• **Exercise**
Repeat exactly the lines from the line containing "Convert this screenshot" through the last line of the records below, inclusive, and nothing else.

★ ★ ★

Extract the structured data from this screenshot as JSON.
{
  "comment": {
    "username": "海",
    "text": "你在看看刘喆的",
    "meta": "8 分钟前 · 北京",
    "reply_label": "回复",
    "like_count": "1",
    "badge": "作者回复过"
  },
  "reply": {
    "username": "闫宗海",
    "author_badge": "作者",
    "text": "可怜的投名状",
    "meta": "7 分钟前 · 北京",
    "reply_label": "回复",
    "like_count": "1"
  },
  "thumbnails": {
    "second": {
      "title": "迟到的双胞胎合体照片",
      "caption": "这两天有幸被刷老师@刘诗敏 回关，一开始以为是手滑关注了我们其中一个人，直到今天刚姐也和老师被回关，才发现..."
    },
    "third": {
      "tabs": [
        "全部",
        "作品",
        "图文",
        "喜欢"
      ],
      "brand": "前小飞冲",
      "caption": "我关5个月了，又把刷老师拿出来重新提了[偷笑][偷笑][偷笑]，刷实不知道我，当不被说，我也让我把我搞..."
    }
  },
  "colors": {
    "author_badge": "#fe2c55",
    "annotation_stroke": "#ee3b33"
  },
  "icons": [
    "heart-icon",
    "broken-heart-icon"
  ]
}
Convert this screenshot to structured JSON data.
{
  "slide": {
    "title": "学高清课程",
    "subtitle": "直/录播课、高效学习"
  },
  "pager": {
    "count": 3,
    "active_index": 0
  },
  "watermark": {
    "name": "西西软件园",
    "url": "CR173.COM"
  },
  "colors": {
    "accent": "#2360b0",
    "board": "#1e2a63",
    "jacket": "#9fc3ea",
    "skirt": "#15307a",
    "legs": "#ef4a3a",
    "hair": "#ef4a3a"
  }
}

★ ★ ★

• **Answer to the problem**
Convert this screenshot to structured JSON data.
{
  "slide": {
    "title": "学高清课程",
    "subtitle": "直/录播课、高效学习"
  },
  "pager": {
    "count": 3,
    "active_index": 0
  },
  "watermark": {
    "name": "西西软件园",
    "url": "CR173.COM"
  },
  "colors": {
    "accent": "#2360b0",
    "board": "#1e2a63",
    "jacket": "#9fc3ea",
    "skirt": "#15307a",
    "legs": "#ef4a3a",
    "hair": "#ef4a3a"
  }
}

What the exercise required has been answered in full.